(TASK GOAL) Copy all lines of the listing that include the string "text".

((

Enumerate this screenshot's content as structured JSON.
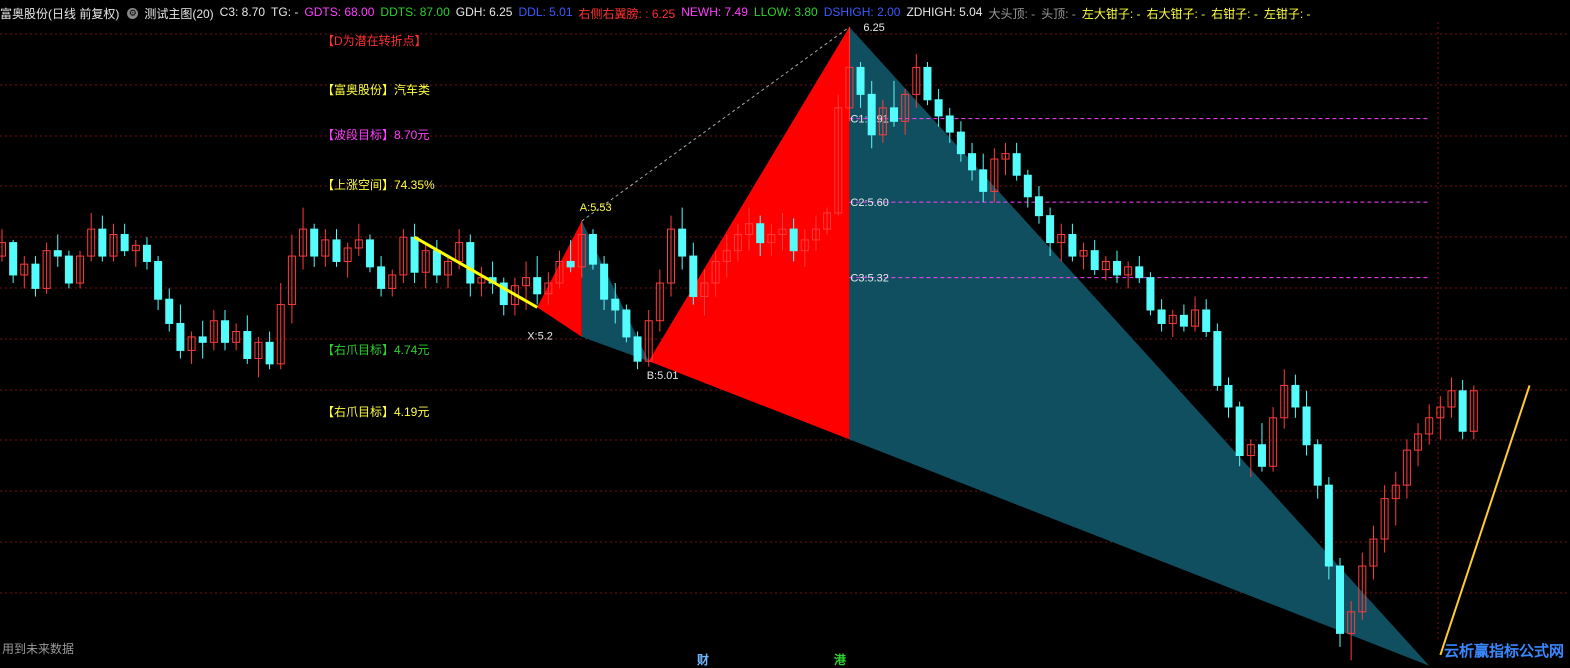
{
  "header": {
    "stock_title": "富奥股份(日线 前复权)",
    "indicator_name": "测试主图(20)",
    "fields": [
      {
        "label": "C3: 8.70",
        "color": "#e8e8e8"
      },
      {
        "label": "TG: -",
        "color": "#e8e8e8"
      },
      {
        "label": "GDTS: 68.00",
        "color": "#ff40ff"
      },
      {
        "label": "DDTS: 87.00",
        "color": "#2dd12d"
      },
      {
        "label": "GDH: 6.25",
        "color": "#e8e8e8"
      },
      {
        "label": "DDL: 5.01",
        "color": "#3a5bff"
      },
      {
        "label": "右侧右翼膀: : 6.25",
        "color": "#ff3030"
      },
      {
        "label": "NEWH: 7.49",
        "color": "#ff40ff"
      },
      {
        "label": "LLOW: 3.80",
        "color": "#2dd12d"
      },
      {
        "label": "DSHIGH: 2.00",
        "color": "#3a5bff"
      },
      {
        "label": "ZDHIGH: 5.04",
        "color": "#e8e8e8"
      },
      {
        "label": "大头顶: -",
        "color": "#9a9a9a"
      },
      {
        "label": "头顶: -",
        "color": "#9a9a9a"
      },
      {
        "label": "左大钳子: -",
        "color": "#ffff40"
      },
      {
        "label": "右大钳子: -",
        "color": "#ffff40"
      },
      {
        "label": "右钳子: -",
        "color": "#ffff40"
      },
      {
        "label": "左钳子: -",
        "color": "#ffff40"
      }
    ]
  },
  "side_labels": [
    {
      "text": "【D为潜在转折点】",
      "color": "#ff3030"
    },
    {
      "text": "【富奥股份】汽车类",
      "color": "#ffff40"
    },
    {
      "text": "【波段目标】8.70元",
      "color": "#ff40ff"
    },
    {
      "text": "【上涨空间】74.35%",
      "color": "#ffff40"
    },
    {
      "text": "【右爪目标】4.74元",
      "color": "#2dd12d"
    },
    {
      "text": "【右爪目标】4.19元",
      "color": "#ffff40"
    }
  ],
  "footer": {
    "note": "用到未来数据",
    "marker_1": "财",
    "marker_2": "港",
    "watermark": "云析赢指标公式网"
  },
  "chart_data": {
    "type": "candlestick",
    "colors": {
      "up": "#ff3b3b",
      "down": "#54fcfc",
      "fill_red": "#ff0000",
      "fill_teal": "#0f4f60",
      "trend": "#ffff00",
      "level_line": "#ff40ff",
      "grid": "#7a1010"
    },
    "grid": true,
    "pattern_points": [
      {
        "label": "X:5.2",
        "value": 5.2
      },
      {
        "label": "A:5.53",
        "value": 5.53
      },
      {
        "label": "B:5.01",
        "value": 5.01
      },
      {
        "label": "6.25",
        "value": 6.25
      }
    ],
    "levels": [
      {
        "label": "C1:5.91",
        "value": 5.91
      },
      {
        "label": "C2:5.60",
        "value": 5.6
      },
      {
        "label": "C3:5.32",
        "value": 5.32
      }
    ],
    "candles": [
      [
        5.4,
        5.5,
        5.38,
        5.45
      ],
      [
        5.45,
        5.46,
        5.3,
        5.33
      ],
      [
        5.33,
        5.4,
        5.28,
        5.37
      ],
      [
        5.37,
        5.4,
        5.25,
        5.28
      ],
      [
        5.28,
        5.45,
        5.26,
        5.42
      ],
      [
        5.42,
        5.48,
        5.36,
        5.4
      ],
      [
        5.4,
        5.42,
        5.28,
        5.3
      ],
      [
        5.3,
        5.42,
        5.28,
        5.4
      ],
      [
        5.4,
        5.56,
        5.38,
        5.5
      ],
      [
        5.5,
        5.55,
        5.38,
        5.4
      ],
      [
        5.4,
        5.52,
        5.38,
        5.48
      ],
      [
        5.48,
        5.52,
        5.4,
        5.42
      ],
      [
        5.42,
        5.46,
        5.36,
        5.44
      ],
      [
        5.44,
        5.47,
        5.35,
        5.38
      ],
      [
        5.38,
        5.4,
        5.2,
        5.24
      ],
      [
        5.24,
        5.28,
        5.12,
        5.15
      ],
      [
        5.15,
        5.22,
        5.02,
        5.05
      ],
      [
        5.05,
        5.12,
        5.0,
        5.1
      ],
      [
        5.1,
        5.16,
        5.02,
        5.08
      ],
      [
        5.08,
        5.2,
        5.05,
        5.16
      ],
      [
        5.16,
        5.2,
        5.05,
        5.08
      ],
      [
        5.08,
        5.15,
        5.05,
        5.12
      ],
      [
        5.12,
        5.18,
        5.0,
        5.02
      ],
      [
        5.02,
        5.1,
        4.95,
        5.08
      ],
      [
        5.08,
        5.12,
        4.98,
        5.0
      ],
      [
        5.0,
        5.3,
        4.98,
        5.22
      ],
      [
        5.22,
        5.48,
        5.15,
        5.4
      ],
      [
        5.4,
        5.58,
        5.35,
        5.5
      ],
      [
        5.5,
        5.52,
        5.36,
        5.4
      ],
      [
        5.4,
        5.5,
        5.36,
        5.46
      ],
      [
        5.46,
        5.5,
        5.36,
        5.38
      ],
      [
        5.38,
        5.45,
        5.32,
        5.43
      ],
      [
        5.43,
        5.52,
        5.4,
        5.46
      ],
      [
        5.46,
        5.48,
        5.34,
        5.36
      ],
      [
        5.36,
        5.4,
        5.25,
        5.28
      ],
      [
        5.28,
        5.35,
        5.25,
        5.33
      ],
      [
        5.33,
        5.5,
        5.3,
        5.47
      ],
      [
        5.47,
        5.52,
        5.3,
        5.34
      ],
      [
        5.34,
        5.45,
        5.28,
        5.42
      ],
      [
        5.42,
        5.46,
        5.3,
        5.33
      ],
      [
        5.33,
        5.4,
        5.28,
        5.38
      ],
      [
        5.38,
        5.5,
        5.35,
        5.45
      ],
      [
        5.45,
        5.48,
        5.25,
        5.3
      ],
      [
        5.3,
        5.36,
        5.25,
        5.32
      ],
      [
        5.32,
        5.38,
        5.26,
        5.3
      ],
      [
        5.3,
        5.32,
        5.18,
        5.22
      ],
      [
        5.22,
        5.32,
        5.18,
        5.29
      ],
      [
        5.29,
        5.38,
        5.2,
        5.32
      ],
      [
        5.32,
        5.4,
        5.22,
        5.26
      ],
      [
        5.26,
        5.34,
        5.22,
        5.3
      ],
      [
        5.3,
        5.42,
        5.28,
        5.38
      ],
      [
        5.38,
        5.46,
        5.34,
        5.36
      ],
      [
        5.36,
        5.53,
        5.32,
        5.48
      ],
      [
        5.48,
        5.5,
        5.35,
        5.37
      ],
      [
        5.37,
        5.4,
        5.2,
        5.24
      ],
      [
        5.24,
        5.3,
        5.15,
        5.2
      ],
      [
        5.2,
        5.22,
        5.08,
        5.1
      ],
      [
        5.1,
        5.12,
        4.98,
        5.01
      ],
      [
        5.01,
        5.2,
        4.99,
        5.16
      ],
      [
        5.16,
        5.35,
        5.12,
        5.3
      ],
      [
        5.3,
        5.55,
        5.25,
        5.5
      ],
      [
        5.5,
        5.58,
        5.35,
        5.4
      ],
      [
        5.4,
        5.45,
        5.22,
        5.25
      ],
      [
        5.25,
        5.35,
        5.18,
        5.3
      ],
      [
        5.3,
        5.42,
        5.25,
        5.38
      ],
      [
        5.38,
        5.48,
        5.32,
        5.42
      ],
      [
        5.42,
        5.52,
        5.38,
        5.48
      ],
      [
        5.48,
        5.58,
        5.42,
        5.52
      ],
      [
        5.52,
        5.55,
        5.4,
        5.45
      ],
      [
        5.45,
        5.52,
        5.4,
        5.48
      ],
      [
        5.48,
        5.56,
        5.42,
        5.5
      ],
      [
        5.5,
        5.54,
        5.38,
        5.42
      ],
      [
        5.42,
        5.5,
        5.36,
        5.46
      ],
      [
        5.46,
        5.55,
        5.42,
        5.5
      ],
      [
        5.5,
        5.58,
        5.48,
        5.56
      ],
      [
        5.56,
        6.0,
        5.55,
        5.95
      ],
      [
        5.95,
        6.25,
        5.9,
        6.1
      ],
      [
        6.1,
        6.12,
        5.95,
        6.0
      ],
      [
        6.0,
        6.05,
        5.8,
        5.85
      ],
      [
        5.85,
        5.98,
        5.82,
        5.95
      ],
      [
        5.95,
        6.05,
        5.88,
        5.9
      ],
      [
        5.9,
        6.02,
        5.85,
        6.0
      ],
      [
        6.0,
        6.15,
        5.95,
        6.1
      ],
      [
        6.1,
        6.12,
        5.96,
        5.98
      ],
      [
        5.98,
        6.02,
        5.88,
        5.92
      ],
      [
        5.92,
        5.95,
        5.82,
        5.86
      ],
      [
        5.86,
        5.9,
        5.75,
        5.78
      ],
      [
        5.78,
        5.82,
        5.68,
        5.72
      ],
      [
        5.72,
        5.78,
        5.6,
        5.64
      ],
      [
        5.64,
        5.8,
        5.6,
        5.76
      ],
      [
        5.76,
        5.82,
        5.7,
        5.78
      ],
      [
        5.78,
        5.82,
        5.68,
        5.7
      ],
      [
        5.7,
        5.72,
        5.58,
        5.62
      ],
      [
        5.62,
        5.66,
        5.52,
        5.55
      ],
      [
        5.55,
        5.58,
        5.4,
        5.45
      ],
      [
        5.45,
        5.52,
        5.38,
        5.48
      ],
      [
        5.48,
        5.52,
        5.38,
        5.4
      ],
      [
        5.4,
        5.45,
        5.35,
        5.42
      ],
      [
        5.42,
        5.46,
        5.33,
        5.35
      ],
      [
        5.35,
        5.4,
        5.31,
        5.38
      ],
      [
        5.38,
        5.42,
        5.3,
        5.33
      ],
      [
        5.33,
        5.38,
        5.28,
        5.36
      ],
      [
        5.36,
        5.4,
        5.3,
        5.32
      ],
      [
        5.32,
        5.34,
        5.18,
        5.2
      ],
      [
        5.2,
        5.24,
        5.12,
        5.15
      ],
      [
        5.15,
        5.2,
        5.1,
        5.18
      ],
      [
        5.18,
        5.22,
        5.12,
        5.14
      ],
      [
        5.14,
        5.25,
        5.12,
        5.2
      ],
      [
        5.2,
        5.24,
        5.1,
        5.12
      ],
      [
        5.12,
        5.15,
        4.9,
        4.92
      ],
      [
        4.92,
        4.95,
        4.8,
        4.84
      ],
      [
        4.84,
        4.86,
        4.62,
        4.66
      ],
      [
        4.66,
        4.72,
        4.58,
        4.7
      ],
      [
        4.7,
        4.78,
        4.6,
        4.62
      ],
      [
        4.62,
        4.84,
        4.6,
        4.8
      ],
      [
        4.8,
        4.98,
        4.76,
        4.92
      ],
      [
        4.92,
        4.96,
        4.8,
        4.84
      ],
      [
        4.84,
        4.9,
        4.66,
        4.7
      ],
      [
        4.7,
        4.72,
        4.5,
        4.55
      ],
      [
        4.55,
        4.58,
        4.2,
        4.25
      ],
      [
        4.25,
        4.28,
        3.95,
        4.0
      ],
      [
        4.0,
        4.12,
        3.9,
        4.08
      ],
      [
        4.08,
        4.3,
        4.05,
        4.25
      ],
      [
        4.25,
        4.4,
        4.2,
        4.35
      ],
      [
        4.35,
        4.55,
        4.3,
        4.5
      ],
      [
        4.5,
        4.6,
        4.4,
        4.55
      ],
      [
        4.55,
        4.72,
        4.5,
        4.68
      ],
      [
        4.68,
        4.78,
        4.62,
        4.74
      ],
      [
        4.74,
        4.85,
        4.7,
        4.8
      ],
      [
        4.8,
        4.88,
        4.72,
        4.84
      ],
      [
        4.84,
        4.95,
        4.8,
        4.9
      ],
      [
        4.9,
        4.94,
        4.72,
        4.75
      ],
      [
        4.75,
        4.92,
        4.72,
        4.9
      ]
    ]
  }
}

))

(SOLVED PROBLEM)
      "text": "【D为潜在转折点】",
      "text": "【富奥股份】汽车类",
      "text": "【波段目标】8.70元",
      "text": "【上涨空间】74.35%",
      "text": "【右爪目标】4.74元",
      "text": "【右爪目标】4.19元",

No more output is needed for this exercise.